◆ **PROBLEM TO SOLVE**
Copy every line from the records that holds the word "Oversize".
*** EXERCISE DATA ***
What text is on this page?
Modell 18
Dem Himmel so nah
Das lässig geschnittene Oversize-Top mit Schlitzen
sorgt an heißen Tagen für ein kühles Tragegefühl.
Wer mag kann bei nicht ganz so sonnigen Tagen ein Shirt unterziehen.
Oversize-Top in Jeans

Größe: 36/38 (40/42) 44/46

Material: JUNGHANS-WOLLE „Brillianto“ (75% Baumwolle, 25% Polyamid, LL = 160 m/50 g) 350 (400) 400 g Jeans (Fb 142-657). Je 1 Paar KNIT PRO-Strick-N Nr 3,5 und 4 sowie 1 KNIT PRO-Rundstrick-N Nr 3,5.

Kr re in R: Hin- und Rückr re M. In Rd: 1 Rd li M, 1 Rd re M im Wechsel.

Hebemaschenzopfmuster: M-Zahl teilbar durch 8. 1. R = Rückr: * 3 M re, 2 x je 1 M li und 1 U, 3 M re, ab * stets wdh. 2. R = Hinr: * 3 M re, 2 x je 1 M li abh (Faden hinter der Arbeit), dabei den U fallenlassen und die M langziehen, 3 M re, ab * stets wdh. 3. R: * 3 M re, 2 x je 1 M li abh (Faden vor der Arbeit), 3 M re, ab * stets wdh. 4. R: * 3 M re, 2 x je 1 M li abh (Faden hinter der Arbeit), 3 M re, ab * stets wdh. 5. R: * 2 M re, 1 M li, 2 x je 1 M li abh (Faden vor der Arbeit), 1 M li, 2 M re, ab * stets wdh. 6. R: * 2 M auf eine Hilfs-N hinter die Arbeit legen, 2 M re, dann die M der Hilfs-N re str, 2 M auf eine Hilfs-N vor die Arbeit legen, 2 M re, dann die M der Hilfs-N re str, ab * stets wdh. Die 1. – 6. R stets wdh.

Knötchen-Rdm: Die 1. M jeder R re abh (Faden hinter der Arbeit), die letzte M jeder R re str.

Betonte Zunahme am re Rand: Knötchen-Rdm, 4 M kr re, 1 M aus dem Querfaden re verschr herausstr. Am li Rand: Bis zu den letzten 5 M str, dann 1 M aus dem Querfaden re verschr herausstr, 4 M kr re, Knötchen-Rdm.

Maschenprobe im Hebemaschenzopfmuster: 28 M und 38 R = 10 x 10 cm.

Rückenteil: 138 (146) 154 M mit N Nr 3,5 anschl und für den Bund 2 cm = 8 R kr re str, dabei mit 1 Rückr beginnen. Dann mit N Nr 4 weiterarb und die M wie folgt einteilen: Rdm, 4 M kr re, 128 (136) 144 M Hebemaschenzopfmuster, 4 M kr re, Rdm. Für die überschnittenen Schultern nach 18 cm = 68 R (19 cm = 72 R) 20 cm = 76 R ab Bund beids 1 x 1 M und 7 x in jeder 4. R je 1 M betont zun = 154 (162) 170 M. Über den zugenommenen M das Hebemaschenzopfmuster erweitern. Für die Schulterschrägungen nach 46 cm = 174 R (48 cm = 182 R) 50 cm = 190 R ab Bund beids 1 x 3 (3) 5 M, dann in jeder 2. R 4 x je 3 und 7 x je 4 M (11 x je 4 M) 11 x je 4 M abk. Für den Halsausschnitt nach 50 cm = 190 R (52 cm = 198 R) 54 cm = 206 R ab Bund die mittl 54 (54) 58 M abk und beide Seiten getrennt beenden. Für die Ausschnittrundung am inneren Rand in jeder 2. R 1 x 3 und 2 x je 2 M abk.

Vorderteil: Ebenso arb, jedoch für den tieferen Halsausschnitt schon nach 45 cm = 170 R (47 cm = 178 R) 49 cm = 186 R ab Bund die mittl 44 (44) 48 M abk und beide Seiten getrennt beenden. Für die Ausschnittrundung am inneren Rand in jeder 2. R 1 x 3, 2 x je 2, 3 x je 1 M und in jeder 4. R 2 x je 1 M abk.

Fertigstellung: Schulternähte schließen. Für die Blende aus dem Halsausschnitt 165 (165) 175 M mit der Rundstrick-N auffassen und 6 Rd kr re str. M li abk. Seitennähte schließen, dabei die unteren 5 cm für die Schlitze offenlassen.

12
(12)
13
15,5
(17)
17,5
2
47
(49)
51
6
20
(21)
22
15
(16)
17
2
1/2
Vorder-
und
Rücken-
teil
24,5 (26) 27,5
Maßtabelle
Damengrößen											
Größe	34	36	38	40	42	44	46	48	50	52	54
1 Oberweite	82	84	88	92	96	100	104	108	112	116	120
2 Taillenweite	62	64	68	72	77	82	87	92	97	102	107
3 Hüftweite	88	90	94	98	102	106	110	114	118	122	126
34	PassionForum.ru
*** End of EXERCISE DATA ***
◆ **RESPONSE FOR THIS EXERCISE**
Das lässig geschnittene Oversize-Top mit Schlitzen
Oversize-Top in Jeans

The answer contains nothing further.